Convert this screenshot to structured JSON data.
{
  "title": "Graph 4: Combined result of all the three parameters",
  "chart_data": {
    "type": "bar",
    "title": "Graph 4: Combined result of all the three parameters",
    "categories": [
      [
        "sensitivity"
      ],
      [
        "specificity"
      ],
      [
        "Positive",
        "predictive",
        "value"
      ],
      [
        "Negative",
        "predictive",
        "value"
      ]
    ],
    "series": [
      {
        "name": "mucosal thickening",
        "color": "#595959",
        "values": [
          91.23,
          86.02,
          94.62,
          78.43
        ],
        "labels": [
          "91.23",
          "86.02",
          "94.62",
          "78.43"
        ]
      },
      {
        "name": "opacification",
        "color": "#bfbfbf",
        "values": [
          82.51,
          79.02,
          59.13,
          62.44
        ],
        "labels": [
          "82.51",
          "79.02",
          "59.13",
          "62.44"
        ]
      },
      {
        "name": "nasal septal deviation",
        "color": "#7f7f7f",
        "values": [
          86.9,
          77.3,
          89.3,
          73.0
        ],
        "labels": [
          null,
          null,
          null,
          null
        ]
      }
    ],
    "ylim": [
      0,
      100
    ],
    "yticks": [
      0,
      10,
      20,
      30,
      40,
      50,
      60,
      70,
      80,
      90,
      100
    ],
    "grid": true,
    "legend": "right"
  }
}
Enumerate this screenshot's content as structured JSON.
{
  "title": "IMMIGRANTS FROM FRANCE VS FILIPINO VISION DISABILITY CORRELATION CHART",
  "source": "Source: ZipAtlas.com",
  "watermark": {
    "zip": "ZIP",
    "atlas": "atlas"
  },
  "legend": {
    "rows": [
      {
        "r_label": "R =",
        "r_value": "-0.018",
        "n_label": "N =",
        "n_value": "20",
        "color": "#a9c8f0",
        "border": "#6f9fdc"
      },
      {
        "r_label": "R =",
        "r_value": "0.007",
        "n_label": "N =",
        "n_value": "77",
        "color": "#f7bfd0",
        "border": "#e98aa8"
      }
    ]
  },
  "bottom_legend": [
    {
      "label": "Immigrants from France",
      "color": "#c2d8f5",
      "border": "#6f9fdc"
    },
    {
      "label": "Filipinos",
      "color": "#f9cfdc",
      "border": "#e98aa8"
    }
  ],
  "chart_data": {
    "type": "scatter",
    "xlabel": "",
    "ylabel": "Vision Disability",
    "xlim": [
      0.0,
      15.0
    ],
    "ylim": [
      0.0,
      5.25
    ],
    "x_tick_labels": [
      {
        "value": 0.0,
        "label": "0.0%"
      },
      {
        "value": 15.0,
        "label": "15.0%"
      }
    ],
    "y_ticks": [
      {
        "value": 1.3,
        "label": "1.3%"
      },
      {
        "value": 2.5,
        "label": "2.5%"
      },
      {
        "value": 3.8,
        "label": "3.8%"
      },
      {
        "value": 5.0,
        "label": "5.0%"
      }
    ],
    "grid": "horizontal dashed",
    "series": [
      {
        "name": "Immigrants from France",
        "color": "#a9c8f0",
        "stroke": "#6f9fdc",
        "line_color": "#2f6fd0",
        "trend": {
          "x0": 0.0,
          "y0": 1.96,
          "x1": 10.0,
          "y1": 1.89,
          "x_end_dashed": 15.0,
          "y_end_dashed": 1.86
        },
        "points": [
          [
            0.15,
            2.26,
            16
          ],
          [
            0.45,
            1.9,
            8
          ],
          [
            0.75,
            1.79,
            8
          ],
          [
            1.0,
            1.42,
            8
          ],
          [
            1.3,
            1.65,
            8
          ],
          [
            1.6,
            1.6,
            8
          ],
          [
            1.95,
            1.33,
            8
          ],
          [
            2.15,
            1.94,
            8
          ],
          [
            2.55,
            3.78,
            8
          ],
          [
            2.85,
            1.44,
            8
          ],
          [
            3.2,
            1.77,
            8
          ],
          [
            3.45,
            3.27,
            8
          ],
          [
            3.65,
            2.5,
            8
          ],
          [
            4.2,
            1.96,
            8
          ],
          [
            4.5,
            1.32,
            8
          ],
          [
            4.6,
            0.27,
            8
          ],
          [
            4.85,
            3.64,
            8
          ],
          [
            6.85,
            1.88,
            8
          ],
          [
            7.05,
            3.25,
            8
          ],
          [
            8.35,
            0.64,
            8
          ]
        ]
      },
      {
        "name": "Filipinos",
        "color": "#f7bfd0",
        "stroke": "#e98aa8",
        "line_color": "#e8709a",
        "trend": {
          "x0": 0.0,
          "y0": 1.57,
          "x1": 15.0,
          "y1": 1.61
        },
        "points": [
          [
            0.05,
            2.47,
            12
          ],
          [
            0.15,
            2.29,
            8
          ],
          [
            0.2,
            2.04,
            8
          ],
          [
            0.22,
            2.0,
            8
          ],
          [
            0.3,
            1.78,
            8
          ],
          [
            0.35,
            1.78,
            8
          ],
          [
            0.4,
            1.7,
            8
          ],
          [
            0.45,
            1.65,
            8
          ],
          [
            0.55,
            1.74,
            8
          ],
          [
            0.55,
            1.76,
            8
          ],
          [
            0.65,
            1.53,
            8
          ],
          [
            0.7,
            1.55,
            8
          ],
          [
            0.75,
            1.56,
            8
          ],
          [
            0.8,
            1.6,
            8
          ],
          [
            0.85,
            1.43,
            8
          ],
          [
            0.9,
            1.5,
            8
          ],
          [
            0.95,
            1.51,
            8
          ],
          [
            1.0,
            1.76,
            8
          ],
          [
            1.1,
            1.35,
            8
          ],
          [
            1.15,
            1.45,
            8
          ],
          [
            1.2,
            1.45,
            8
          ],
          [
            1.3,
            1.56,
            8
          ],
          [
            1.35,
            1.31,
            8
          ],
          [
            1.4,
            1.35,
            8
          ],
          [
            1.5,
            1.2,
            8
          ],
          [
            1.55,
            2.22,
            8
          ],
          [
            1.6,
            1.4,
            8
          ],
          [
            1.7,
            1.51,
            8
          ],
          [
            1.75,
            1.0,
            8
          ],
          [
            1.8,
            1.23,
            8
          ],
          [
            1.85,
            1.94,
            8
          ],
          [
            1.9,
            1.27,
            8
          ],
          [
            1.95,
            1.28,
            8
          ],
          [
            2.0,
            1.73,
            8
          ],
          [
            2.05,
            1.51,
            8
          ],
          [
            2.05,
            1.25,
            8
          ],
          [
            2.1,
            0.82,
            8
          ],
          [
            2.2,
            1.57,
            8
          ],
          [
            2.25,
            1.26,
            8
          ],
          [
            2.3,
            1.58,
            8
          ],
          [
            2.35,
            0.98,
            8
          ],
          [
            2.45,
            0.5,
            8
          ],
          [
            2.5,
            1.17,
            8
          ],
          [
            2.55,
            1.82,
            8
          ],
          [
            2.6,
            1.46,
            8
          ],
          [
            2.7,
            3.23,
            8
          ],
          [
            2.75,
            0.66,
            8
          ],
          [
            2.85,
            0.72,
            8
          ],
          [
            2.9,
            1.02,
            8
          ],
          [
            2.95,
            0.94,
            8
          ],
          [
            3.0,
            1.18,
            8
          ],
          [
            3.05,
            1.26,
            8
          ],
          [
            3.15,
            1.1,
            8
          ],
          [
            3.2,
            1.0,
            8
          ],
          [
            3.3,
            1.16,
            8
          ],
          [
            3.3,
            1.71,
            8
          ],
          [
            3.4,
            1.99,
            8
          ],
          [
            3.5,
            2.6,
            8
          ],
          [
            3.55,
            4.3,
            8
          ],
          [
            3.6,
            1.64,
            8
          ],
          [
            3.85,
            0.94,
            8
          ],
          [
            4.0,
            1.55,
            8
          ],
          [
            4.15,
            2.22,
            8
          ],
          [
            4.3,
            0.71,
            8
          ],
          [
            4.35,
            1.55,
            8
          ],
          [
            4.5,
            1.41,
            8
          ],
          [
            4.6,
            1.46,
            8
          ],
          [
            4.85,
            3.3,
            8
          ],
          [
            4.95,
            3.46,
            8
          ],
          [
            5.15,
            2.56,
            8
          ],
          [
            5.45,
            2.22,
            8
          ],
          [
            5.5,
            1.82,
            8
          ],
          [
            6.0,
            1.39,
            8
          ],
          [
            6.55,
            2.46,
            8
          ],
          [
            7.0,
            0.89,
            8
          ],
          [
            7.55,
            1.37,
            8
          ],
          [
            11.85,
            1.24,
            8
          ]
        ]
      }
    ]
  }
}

★ ★ ★ ★ ★

What is required: Every line that holds the string "three" should be returned.

Solution for this exercise:
  "title": "Graph 4: Combined result of all the three parameters",
    "title": "Graph 4: Combined result of all the three parameters",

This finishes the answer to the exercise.